*RECORD EXTRACTS*.

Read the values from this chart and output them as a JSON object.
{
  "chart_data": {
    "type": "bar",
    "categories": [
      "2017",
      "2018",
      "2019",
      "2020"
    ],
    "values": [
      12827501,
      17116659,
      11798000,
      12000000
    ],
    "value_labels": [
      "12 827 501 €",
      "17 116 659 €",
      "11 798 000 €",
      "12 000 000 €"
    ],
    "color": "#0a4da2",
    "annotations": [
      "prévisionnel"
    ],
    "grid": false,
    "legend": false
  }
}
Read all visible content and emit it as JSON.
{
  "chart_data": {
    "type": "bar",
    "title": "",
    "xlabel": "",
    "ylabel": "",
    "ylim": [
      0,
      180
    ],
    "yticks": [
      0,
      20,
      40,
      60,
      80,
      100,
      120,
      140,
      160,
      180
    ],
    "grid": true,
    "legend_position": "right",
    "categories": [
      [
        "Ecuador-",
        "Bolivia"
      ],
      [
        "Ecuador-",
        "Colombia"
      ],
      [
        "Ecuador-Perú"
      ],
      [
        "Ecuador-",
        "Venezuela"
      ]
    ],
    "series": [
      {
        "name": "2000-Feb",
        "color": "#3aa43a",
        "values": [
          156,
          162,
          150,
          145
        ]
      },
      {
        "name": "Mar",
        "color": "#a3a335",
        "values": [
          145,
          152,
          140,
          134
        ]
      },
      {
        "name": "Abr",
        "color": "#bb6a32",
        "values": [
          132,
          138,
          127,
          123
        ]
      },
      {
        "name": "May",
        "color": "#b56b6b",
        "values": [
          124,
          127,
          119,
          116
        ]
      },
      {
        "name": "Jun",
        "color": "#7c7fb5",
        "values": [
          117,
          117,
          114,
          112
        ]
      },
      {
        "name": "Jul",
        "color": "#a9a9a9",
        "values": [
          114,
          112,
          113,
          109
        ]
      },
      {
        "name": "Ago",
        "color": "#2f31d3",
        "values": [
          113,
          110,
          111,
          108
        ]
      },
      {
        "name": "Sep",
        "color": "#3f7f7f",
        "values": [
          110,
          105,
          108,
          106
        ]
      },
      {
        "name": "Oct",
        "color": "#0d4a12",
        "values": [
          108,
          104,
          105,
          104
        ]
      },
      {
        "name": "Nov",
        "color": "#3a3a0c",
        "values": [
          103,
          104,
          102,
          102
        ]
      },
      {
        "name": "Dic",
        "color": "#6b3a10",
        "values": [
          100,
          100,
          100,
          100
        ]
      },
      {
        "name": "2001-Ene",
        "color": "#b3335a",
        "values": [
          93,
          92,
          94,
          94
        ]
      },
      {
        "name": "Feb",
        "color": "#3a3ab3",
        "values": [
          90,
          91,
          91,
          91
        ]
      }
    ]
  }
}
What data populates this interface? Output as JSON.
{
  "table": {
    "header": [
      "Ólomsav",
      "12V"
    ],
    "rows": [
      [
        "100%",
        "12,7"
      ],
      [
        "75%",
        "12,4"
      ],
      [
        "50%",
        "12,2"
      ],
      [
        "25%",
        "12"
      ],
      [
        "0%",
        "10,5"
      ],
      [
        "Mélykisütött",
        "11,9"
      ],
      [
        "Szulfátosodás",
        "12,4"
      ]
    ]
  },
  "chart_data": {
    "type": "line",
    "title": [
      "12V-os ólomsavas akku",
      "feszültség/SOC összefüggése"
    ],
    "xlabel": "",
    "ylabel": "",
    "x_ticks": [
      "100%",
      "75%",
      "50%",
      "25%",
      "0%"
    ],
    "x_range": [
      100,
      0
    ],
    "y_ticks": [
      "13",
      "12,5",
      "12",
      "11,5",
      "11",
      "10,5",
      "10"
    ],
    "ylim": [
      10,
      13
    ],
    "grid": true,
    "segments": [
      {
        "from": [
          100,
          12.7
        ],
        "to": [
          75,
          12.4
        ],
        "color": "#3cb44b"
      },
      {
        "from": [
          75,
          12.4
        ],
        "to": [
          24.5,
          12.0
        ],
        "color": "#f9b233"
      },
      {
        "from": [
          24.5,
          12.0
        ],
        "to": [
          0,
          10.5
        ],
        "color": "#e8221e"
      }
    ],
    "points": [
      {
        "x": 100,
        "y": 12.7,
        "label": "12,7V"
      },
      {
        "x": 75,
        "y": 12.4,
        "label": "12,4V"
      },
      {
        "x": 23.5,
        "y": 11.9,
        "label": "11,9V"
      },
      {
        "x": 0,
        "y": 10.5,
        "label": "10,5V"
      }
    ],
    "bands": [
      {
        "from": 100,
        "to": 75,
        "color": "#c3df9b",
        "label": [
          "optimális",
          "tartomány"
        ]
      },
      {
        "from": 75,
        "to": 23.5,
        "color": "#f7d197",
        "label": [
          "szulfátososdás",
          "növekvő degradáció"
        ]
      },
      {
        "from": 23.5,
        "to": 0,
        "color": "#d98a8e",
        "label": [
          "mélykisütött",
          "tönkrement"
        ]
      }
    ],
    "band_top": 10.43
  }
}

==

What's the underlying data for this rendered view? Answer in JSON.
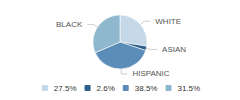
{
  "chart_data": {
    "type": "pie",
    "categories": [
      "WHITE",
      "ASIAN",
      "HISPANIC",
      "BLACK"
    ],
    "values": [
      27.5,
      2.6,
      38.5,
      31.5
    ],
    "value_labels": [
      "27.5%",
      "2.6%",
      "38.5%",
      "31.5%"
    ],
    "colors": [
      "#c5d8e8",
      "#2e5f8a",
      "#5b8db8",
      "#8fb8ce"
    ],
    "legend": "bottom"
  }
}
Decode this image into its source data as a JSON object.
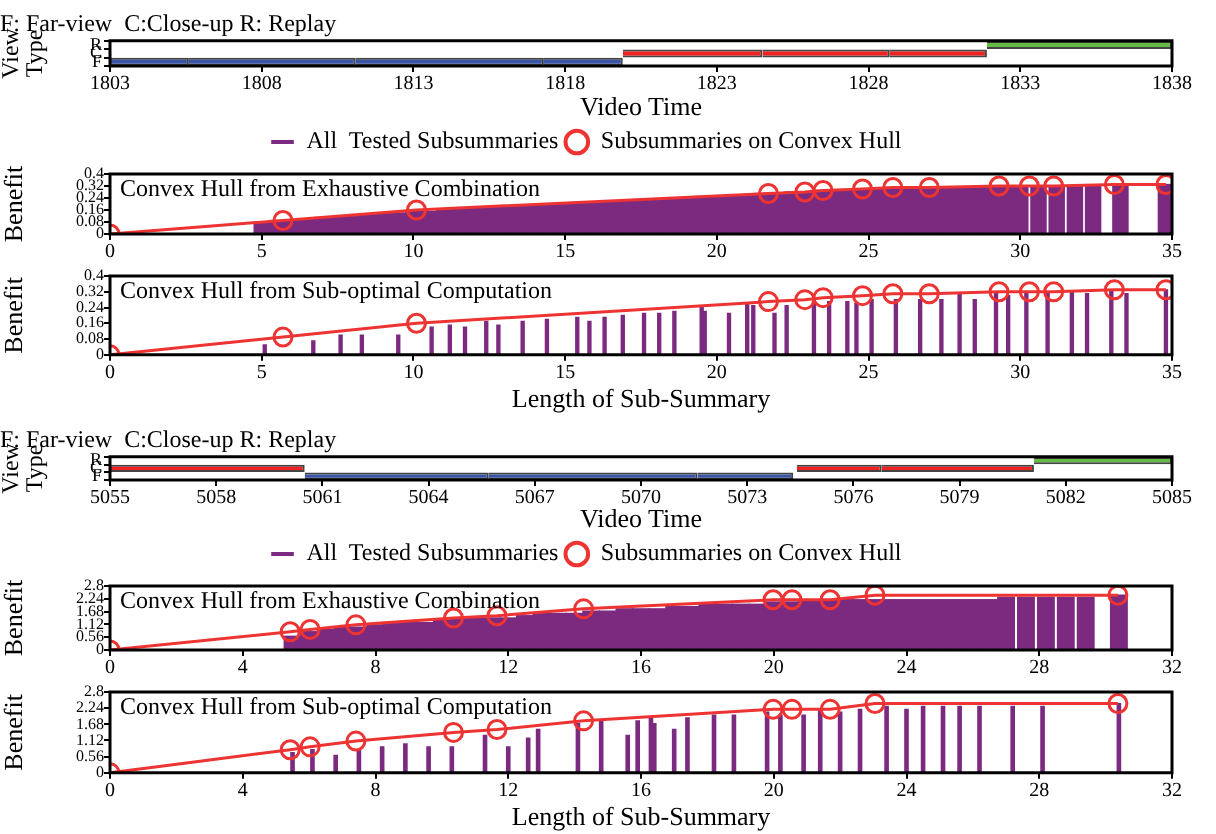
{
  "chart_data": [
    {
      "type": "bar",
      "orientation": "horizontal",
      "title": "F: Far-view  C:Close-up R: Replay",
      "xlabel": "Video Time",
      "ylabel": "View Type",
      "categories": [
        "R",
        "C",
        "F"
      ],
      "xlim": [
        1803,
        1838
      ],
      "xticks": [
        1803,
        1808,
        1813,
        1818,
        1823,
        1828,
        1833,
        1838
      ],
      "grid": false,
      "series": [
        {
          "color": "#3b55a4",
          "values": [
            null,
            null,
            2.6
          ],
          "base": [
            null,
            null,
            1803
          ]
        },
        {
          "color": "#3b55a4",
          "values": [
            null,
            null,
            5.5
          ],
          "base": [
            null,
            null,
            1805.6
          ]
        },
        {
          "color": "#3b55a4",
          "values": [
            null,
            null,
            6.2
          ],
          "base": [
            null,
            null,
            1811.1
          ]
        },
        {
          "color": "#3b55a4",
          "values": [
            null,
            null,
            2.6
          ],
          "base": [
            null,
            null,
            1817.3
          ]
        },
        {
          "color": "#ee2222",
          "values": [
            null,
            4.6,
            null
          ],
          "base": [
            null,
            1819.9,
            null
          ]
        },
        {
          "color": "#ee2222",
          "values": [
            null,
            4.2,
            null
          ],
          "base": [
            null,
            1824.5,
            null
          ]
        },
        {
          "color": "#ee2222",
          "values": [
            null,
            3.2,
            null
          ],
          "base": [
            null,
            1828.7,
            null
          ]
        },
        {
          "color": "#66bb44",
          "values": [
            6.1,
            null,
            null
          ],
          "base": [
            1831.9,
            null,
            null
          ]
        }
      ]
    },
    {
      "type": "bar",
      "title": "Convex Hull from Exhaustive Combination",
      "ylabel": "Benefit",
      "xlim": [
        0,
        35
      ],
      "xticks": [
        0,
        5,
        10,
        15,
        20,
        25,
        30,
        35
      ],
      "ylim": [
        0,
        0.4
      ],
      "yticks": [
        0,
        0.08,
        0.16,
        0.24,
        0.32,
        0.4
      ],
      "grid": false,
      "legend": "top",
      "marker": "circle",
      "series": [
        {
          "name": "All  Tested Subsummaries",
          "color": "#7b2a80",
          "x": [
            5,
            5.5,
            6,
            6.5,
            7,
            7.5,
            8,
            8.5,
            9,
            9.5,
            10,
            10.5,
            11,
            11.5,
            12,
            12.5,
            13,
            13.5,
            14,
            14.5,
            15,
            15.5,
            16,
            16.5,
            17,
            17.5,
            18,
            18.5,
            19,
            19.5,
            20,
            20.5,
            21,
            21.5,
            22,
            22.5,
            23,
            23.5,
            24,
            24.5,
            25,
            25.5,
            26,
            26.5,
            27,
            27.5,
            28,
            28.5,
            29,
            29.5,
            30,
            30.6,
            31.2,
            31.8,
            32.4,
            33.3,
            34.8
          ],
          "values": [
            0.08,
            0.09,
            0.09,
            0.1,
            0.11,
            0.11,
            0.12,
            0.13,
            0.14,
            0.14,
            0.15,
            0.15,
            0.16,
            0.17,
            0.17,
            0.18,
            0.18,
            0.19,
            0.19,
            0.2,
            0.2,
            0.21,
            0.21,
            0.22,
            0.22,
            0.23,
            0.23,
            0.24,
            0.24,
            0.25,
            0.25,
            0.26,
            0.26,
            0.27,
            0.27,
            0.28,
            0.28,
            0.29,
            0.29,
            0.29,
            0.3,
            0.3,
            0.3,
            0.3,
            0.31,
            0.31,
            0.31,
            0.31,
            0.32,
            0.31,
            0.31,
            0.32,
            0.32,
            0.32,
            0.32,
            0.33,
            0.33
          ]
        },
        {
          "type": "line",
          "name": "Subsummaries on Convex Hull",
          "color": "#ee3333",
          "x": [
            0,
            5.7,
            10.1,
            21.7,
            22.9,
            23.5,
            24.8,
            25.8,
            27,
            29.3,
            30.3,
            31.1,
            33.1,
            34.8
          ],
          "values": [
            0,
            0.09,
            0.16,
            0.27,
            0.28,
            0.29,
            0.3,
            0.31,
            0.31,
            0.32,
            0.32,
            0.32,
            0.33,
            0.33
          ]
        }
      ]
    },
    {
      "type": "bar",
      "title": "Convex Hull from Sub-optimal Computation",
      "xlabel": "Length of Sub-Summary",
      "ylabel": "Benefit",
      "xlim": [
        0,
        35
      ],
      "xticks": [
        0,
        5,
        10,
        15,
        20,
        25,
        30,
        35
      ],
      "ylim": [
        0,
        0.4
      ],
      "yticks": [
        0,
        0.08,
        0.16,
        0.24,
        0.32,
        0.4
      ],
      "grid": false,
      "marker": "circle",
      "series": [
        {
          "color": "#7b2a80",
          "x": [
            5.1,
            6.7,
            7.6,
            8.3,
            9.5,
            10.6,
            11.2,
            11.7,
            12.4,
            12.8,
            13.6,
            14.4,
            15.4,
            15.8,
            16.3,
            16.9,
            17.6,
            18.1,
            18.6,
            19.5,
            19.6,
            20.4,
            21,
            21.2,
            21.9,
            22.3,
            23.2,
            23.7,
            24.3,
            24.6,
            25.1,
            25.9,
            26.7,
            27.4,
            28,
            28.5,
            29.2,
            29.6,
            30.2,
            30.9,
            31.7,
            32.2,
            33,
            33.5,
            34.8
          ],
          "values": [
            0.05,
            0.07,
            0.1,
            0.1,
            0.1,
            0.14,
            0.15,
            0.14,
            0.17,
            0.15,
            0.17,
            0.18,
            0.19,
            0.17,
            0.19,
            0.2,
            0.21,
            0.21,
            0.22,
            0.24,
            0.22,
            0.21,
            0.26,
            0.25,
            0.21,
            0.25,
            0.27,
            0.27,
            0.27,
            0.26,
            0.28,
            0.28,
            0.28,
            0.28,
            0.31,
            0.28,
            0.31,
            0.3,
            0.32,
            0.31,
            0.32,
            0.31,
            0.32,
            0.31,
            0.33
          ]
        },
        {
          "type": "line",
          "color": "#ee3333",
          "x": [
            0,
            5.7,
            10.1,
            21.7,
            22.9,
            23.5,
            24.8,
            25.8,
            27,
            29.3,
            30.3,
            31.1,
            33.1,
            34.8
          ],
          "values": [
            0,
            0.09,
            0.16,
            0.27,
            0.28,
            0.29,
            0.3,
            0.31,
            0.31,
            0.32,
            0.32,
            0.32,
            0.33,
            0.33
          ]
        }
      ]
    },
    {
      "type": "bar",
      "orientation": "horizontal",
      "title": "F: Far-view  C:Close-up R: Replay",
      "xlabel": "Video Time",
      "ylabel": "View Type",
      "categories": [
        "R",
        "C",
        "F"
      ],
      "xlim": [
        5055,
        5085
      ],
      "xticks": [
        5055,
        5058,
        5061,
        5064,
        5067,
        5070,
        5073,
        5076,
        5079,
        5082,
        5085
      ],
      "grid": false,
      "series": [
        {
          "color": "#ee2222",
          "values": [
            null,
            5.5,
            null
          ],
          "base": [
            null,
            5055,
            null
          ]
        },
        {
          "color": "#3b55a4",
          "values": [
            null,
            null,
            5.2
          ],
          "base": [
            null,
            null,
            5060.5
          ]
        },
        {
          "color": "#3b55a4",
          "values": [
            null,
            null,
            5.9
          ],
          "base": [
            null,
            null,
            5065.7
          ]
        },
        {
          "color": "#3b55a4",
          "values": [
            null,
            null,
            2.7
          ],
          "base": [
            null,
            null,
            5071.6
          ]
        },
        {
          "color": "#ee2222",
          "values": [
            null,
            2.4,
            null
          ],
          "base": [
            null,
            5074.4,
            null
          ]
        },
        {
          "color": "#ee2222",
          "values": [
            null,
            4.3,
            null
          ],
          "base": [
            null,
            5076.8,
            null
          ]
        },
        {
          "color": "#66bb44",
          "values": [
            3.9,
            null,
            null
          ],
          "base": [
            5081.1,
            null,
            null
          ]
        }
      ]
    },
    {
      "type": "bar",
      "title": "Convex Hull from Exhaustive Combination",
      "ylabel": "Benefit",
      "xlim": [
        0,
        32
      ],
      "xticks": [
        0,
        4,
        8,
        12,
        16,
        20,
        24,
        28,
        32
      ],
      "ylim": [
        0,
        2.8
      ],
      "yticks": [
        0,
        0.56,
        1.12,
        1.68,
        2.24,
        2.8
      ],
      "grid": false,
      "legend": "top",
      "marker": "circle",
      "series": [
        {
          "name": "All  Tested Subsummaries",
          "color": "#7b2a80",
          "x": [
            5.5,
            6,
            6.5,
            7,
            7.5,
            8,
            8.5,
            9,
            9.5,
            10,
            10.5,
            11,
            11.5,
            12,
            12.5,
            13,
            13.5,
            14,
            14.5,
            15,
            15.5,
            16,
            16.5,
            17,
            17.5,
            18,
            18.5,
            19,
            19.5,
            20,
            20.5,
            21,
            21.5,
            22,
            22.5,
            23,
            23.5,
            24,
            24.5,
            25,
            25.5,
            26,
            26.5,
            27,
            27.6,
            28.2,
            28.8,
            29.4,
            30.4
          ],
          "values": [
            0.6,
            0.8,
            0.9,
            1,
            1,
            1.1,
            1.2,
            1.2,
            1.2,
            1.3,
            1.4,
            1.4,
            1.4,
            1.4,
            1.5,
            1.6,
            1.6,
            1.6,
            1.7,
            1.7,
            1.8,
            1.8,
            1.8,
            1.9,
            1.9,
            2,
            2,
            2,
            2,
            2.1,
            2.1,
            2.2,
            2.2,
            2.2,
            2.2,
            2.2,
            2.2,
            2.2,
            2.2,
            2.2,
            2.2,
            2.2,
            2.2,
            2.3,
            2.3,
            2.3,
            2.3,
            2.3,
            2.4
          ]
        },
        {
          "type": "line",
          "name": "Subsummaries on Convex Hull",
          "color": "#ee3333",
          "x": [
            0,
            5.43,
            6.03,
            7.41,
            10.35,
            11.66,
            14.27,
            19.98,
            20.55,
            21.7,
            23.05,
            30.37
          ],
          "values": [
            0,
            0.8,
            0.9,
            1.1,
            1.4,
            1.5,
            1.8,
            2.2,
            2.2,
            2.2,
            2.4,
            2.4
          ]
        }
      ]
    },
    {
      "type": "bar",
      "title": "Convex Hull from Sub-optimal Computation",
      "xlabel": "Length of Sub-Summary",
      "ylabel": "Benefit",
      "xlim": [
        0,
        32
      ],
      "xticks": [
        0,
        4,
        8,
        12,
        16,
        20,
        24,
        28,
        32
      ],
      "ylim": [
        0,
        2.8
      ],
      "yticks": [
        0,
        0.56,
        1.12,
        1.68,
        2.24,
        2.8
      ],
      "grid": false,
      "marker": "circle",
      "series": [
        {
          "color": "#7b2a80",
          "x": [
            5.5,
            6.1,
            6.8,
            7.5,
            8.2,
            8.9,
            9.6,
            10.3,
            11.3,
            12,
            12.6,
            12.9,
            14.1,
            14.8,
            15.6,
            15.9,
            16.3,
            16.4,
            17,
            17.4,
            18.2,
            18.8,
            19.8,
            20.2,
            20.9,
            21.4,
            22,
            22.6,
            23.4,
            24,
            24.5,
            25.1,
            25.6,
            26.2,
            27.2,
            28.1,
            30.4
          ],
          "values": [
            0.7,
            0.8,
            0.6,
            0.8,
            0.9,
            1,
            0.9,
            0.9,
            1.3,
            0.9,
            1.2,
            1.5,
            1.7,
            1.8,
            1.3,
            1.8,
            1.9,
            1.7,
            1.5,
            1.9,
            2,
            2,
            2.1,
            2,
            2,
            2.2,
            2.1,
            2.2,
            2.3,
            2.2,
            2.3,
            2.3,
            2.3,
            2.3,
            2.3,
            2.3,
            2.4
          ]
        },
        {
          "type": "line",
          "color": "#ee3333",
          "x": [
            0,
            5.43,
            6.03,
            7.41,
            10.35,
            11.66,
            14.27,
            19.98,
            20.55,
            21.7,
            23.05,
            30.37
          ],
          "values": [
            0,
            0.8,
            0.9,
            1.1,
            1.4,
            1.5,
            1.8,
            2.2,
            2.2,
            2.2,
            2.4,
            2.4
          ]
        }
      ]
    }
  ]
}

==

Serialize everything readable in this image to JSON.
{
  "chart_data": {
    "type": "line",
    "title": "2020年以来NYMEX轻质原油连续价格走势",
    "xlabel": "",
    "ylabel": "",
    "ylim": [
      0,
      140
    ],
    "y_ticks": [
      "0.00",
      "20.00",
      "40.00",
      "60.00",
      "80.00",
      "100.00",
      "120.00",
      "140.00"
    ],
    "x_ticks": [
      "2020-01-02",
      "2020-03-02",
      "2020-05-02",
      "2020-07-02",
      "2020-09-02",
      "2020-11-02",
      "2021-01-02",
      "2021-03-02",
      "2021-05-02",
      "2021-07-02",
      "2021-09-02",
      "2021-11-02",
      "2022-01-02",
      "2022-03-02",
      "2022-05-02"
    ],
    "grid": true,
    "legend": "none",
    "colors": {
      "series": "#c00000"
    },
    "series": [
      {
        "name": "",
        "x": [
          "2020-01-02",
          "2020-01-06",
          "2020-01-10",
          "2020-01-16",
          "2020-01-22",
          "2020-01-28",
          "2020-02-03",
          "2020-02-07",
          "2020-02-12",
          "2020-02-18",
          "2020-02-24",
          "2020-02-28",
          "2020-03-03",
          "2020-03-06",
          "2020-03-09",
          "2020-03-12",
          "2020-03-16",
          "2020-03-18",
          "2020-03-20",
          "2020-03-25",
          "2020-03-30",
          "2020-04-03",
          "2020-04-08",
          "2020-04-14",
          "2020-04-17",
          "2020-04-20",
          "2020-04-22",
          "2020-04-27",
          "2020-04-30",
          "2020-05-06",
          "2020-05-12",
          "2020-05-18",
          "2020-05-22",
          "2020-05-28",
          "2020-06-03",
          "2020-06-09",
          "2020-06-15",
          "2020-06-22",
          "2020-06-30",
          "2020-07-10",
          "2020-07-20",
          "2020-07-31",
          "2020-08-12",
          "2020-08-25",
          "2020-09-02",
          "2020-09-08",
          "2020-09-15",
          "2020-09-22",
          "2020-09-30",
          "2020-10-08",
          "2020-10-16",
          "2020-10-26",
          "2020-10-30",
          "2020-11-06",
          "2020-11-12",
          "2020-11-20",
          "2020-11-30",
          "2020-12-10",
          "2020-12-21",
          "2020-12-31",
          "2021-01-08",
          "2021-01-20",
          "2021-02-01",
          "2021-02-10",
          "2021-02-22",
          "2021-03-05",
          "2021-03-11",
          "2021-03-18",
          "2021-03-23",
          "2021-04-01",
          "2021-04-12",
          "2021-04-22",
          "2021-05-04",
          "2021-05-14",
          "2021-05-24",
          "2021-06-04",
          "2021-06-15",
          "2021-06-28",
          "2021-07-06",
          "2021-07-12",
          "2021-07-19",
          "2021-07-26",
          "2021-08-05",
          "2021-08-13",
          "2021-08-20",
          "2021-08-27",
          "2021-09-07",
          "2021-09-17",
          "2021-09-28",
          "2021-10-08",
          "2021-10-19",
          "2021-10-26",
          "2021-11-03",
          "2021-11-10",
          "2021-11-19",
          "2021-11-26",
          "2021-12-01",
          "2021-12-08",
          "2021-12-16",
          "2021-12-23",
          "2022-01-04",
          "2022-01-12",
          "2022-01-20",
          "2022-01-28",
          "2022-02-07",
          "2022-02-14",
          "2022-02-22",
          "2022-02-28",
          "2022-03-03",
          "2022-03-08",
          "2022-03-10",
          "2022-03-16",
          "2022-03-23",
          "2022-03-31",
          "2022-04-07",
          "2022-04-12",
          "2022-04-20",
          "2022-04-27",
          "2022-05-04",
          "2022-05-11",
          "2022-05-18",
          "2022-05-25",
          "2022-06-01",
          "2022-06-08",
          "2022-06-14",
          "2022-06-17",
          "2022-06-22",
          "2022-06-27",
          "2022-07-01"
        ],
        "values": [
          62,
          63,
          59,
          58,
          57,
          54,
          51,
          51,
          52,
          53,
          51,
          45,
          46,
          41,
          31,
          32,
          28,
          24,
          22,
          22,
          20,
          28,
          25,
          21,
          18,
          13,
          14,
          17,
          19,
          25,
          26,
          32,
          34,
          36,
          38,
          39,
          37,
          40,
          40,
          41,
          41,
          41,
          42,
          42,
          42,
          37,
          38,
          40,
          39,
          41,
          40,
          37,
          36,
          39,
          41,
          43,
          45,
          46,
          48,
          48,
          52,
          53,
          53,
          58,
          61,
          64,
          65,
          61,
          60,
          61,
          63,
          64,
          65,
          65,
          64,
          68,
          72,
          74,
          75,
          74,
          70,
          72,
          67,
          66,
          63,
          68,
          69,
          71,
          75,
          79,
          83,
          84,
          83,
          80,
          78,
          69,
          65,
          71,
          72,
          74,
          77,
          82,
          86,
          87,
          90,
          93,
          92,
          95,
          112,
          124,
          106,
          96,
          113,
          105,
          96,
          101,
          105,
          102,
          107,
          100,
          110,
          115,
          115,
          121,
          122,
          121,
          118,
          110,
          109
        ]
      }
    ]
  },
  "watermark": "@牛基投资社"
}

*TASK INSTRUCTIONS*. Across the entries above, how many lines contain "object"? Provide only the count.

*EXERCISE OUTPUT*. 2